(Dataset items)
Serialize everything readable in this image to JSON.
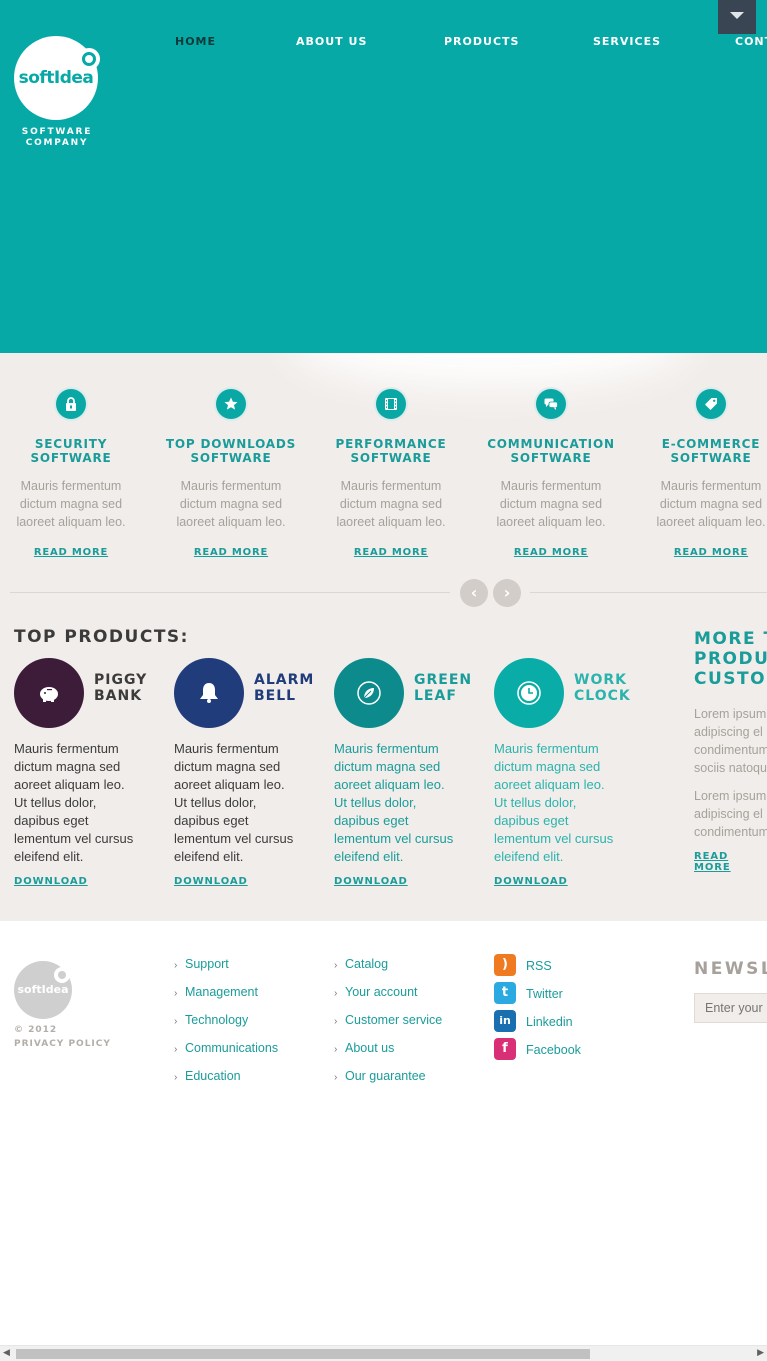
{
  "brand": {
    "name": "softIdea",
    "tagline_line1": "SOFTWARE",
    "tagline_line2": "COMPANY",
    "accent": "#06a9a6"
  },
  "nav": {
    "items": [
      "HOME",
      "ABOUT US",
      "PRODUCTS",
      "SERVICES",
      "CONT"
    ],
    "active": "HOME",
    "menu_icon": "caret-down-icon"
  },
  "features": [
    {
      "icon": "lock-icon",
      "title_line1": "SECURITY",
      "title_line2": "SOFTWARE",
      "text_line1": "Mauris fermentum",
      "text_line2": "dictum magna sed",
      "text_line3": "laoreet aliquam leo.",
      "link": "READ MORE"
    },
    {
      "icon": "star-icon",
      "title_line1": "TOP DOWNLOADS",
      "title_line2": "SOFTWARE",
      "text_line1": "Mauris fermentum",
      "text_line2": "dictum magna sed",
      "text_line3": "laoreet aliquam leo.",
      "link": "READ MORE"
    },
    {
      "icon": "film-icon",
      "title_line1": "PERFORMANCE",
      "title_line2": "SOFTWARE",
      "text_line1": "Mauris fermentum",
      "text_line2": "dictum magna sed",
      "text_line3": "laoreet aliquam leo.",
      "link": "READ MORE"
    },
    {
      "icon": "chat-icon",
      "title_line1": "COMMUNICATION",
      "title_line2": "SOFTWARE",
      "text_line1": "Mauris fermentum",
      "text_line2": "dictum magna sed",
      "text_line3": "laoreet aliquam leo.",
      "link": "READ MORE"
    },
    {
      "icon": "tag-icon",
      "title_line1": "E-COMMERCE",
      "title_line2": "SOFTWARE",
      "text_line1": "Mauris fermentum",
      "text_line2": "dictum magna sed",
      "text_line3": "laoreet aliquam leo.",
      "link": "READ MORE"
    }
  ],
  "carousel": {
    "prev": "‹",
    "next": "›"
  },
  "top_products": {
    "title": "TOP PRODUCTS:",
    "items": [
      {
        "name_line1": "PIGGY",
        "name_line2": "BANK",
        "icon": "piggy-bank-icon",
        "color": "#3d1c3a",
        "text_color": "#3b3b3b",
        "lines": [
          "Mauris fermentum",
          "dictum magna sed",
          "aoreet aliquam leo.",
          "Ut tellus dolor,",
          "dapibus eget",
          "lementum vel cursus",
          "eleifend elit."
        ],
        "download": "DOWNLOAD"
      },
      {
        "name_line1": "ALARM",
        "name_line2": "BELL",
        "icon": "bell-icon",
        "color": "#213c7a",
        "text_color": "#3b3b3b",
        "lines": [
          "Mauris fermentum",
          "dictum magna sed",
          "aoreet aliquam leo.",
          "Ut tellus dolor,",
          "dapibus eget",
          "lementum vel cursus",
          "eleifend elit."
        ],
        "download": "DOWNLOAD"
      },
      {
        "name_line1": "GREEN",
        "name_line2": "LEAF",
        "icon": "leaf-icon",
        "color": "#0d8b8c",
        "text_color": "#1a9c9a",
        "lines": [
          "Mauris fermentum",
          "dictum magna sed",
          "aoreet aliquam leo.",
          "Ut tellus dolor,",
          "dapibus eget",
          "lementum vel cursus",
          "eleifend elit."
        ],
        "download": "DOWNLOAD"
      },
      {
        "name_line1": "WORK",
        "name_line2": "CLOCK",
        "icon": "clock-icon",
        "color": "#0aaca7",
        "text_color": "#2bb3ad",
        "lines": [
          "Mauris fermentum",
          "dictum magna sed",
          "aoreet aliquam leo.",
          "Ut tellus dolor,",
          "dapibus eget",
          "lementum vel cursus",
          "eleifend elit."
        ],
        "download": "DOWNLOAD"
      }
    ]
  },
  "more": {
    "title_line1": "MORE T",
    "title_line2": "PRODU",
    "title_line3": "CUSTO",
    "para1": [
      "Lorem ipsum",
      "adipiscing el",
      "condimentum",
      "sociis natoqu"
    ],
    "para2": [
      "Lorem ipsum",
      "adipiscing el",
      "condimentum"
    ],
    "link": "READ MORE"
  },
  "footer": {
    "logo_text": "softIdea",
    "copyright": "© 2012",
    "privacy": "PRIVACY POLICY",
    "col1": [
      "Support",
      "Management",
      "Technology",
      "Communications",
      "Education"
    ],
    "col2": [
      "Catalog",
      "Your account",
      "Customer service",
      "About us",
      "Our guarantee"
    ],
    "social": [
      {
        "label": "RSS",
        "icon": "rss-icon",
        "color": "#f07a20"
      },
      {
        "label": "Twitter",
        "icon": "twitter-icon",
        "color": "#2ba9e1"
      },
      {
        "label": "Linkedin",
        "icon": "linkedin-icon",
        "color": "#1a6fb0"
      },
      {
        "label": "Facebook",
        "icon": "facebook-icon",
        "color": "#d82f77"
      }
    ],
    "newsletter_title": "NEWSL",
    "newsletter_placeholder": "Enter your"
  }
}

What is being asked: Write the full listing out again with every line unchanged, but include no pictures.

Task result:
Serialize everything readable in this image to JSON.
{
  "brand": {
    "name": "softIdea",
    "tagline_line1": "SOFTWARE",
    "tagline_line2": "COMPANY",
    "accent": "#06a9a6"
  },
  "nav": {
    "items": [
      "HOME",
      "ABOUT US",
      "PRODUCTS",
      "SERVICES",
      "CONT"
    ],
    "active": "HOME",
    "menu_icon": "caret-down-icon"
  },
  "features": [
    {
      "icon": "lock-icon",
      "title_line1": "SECURITY",
      "title_line2": "SOFTWARE",
      "text_line1": "Mauris fermentum",
      "text_line2": "dictum magna sed",
      "text_line3": "laoreet aliquam leo.",
      "link": "READ MORE"
    },
    {
      "icon": "star-icon",
      "title_line1": "TOP DOWNLOADS",
      "title_line2": "SOFTWARE",
      "text_line1": "Mauris fermentum",
      "text_line2": "dictum magna sed",
      "text_line3": "laoreet aliquam leo.",
      "link": "READ MORE"
    },
    {
      "icon": "film-icon",
      "title_line1": "PERFORMANCE",
      "title_line2": "SOFTWARE",
      "text_line1": "Mauris fermentum",
      "text_line2": "dictum magna sed",
      "text_line3": "laoreet aliquam leo.",
      "link": "READ MORE"
    },
    {
      "icon": "chat-icon",
      "title_line1": "COMMUNICATION",
      "title_line2": "SOFTWARE",
      "text_line1": "Mauris fermentum",
      "text_line2": "dictum magna sed",
      "text_line3": "laoreet aliquam leo.",
      "link": "READ MORE"
    },
    {
      "icon": "tag-icon",
      "title_line1": "E-COMMERCE",
      "title_line2": "SOFTWARE",
      "text_line1": "Mauris fermentum",
      "text_line2": "dictum magna sed",
      "text_line3": "laoreet aliquam leo.",
      "link": "READ MORE"
    }
  ],
  "carousel": {
    "prev": "‹",
    "next": "›"
  },
  "top_products": {
    "title": "TOP PRODUCTS:",
    "items": [
      {
        "name_line1": "PIGGY",
        "name_line2": "BANK",
        "icon": "piggy-bank-icon",
        "color": "#3d1c3a",
        "text_color": "#3b3b3b",
        "lines": [
          "Mauris fermentum",
          "dictum magna sed",
          "aoreet aliquam leo.",
          "Ut tellus dolor,",
          "dapibus eget",
          "lementum vel cursus",
          "eleifend elit."
        ],
        "download": "DOWNLOAD"
      },
      {
        "name_line1": "ALARM",
        "name_line2": "BELL",
        "icon": "bell-icon",
        "color": "#213c7a",
        "text_color": "#3b3b3b",
        "lines": [
          "Mauris fermentum",
          "dictum magna sed",
          "aoreet aliquam leo.",
          "Ut tellus dolor,",
          "dapibus eget",
          "lementum vel cursus",
          "eleifend elit."
        ],
        "download": "DOWNLOAD"
      },
      {
        "name_line1": "GREEN",
        "name_line2": "LEAF",
        "icon": "leaf-icon",
        "color": "#0d8b8c",
        "text_color": "#1a9c9a",
        "lines": [
          "Mauris fermentum",
          "dictum magna sed",
          "aoreet aliquam leo.",
          "Ut tellus dolor,",
          "dapibus eget",
          "lementum vel cursus",
          "eleifend elit."
        ],
        "download": "DOWNLOAD"
      },
      {
        "name_line1": "WORK",
        "name_line2": "CLOCK",
        "icon": "clock-icon",
        "color": "#0aaca7",
        "text_color": "#2bb3ad",
        "lines": [
          "Mauris fermentum",
          "dictum magna sed",
          "aoreet aliquam leo.",
          "Ut tellus dolor,",
          "dapibus eget",
          "lementum vel cursus",
          "eleifend elit."
        ],
        "download": "DOWNLOAD"
      }
    ]
  },
  "more": {
    "title_line1": "MORE T",
    "title_line2": "PRODU",
    "title_line3": "CUSTO",
    "para1": [
      "Lorem ipsum",
      "adipiscing el",
      "condimentum",
      "sociis natoqu"
    ],
    "para2": [
      "Lorem ipsum",
      "adipiscing el",
      "condimentum"
    ],
    "link": "READ MORE"
  },
  "footer": {
    "logo_text": "softIdea",
    "copyright": "© 2012",
    "privacy": "PRIVACY POLICY",
    "col1": [
      "Support",
      "Management",
      "Technology",
      "Communications",
      "Education"
    ],
    "col2": [
      "Catalog",
      "Your account",
      "Customer service",
      "About us",
      "Our guarantee"
    ],
    "social": [
      {
        "label": "RSS",
        "icon": "rss-icon",
        "color": "#f07a20"
      },
      {
        "label": "Twitter",
        "icon": "twitter-icon",
        "color": "#2ba9e1"
      },
      {
        "label": "Linkedin",
        "icon": "linkedin-icon",
        "color": "#1a6fb0"
      },
      {
        "label": "Facebook",
        "icon": "facebook-icon",
        "color": "#d82f77"
      }
    ],
    "newsletter_title": "NEWSL",
    "newsletter_placeholder": "Enter your"
  }
}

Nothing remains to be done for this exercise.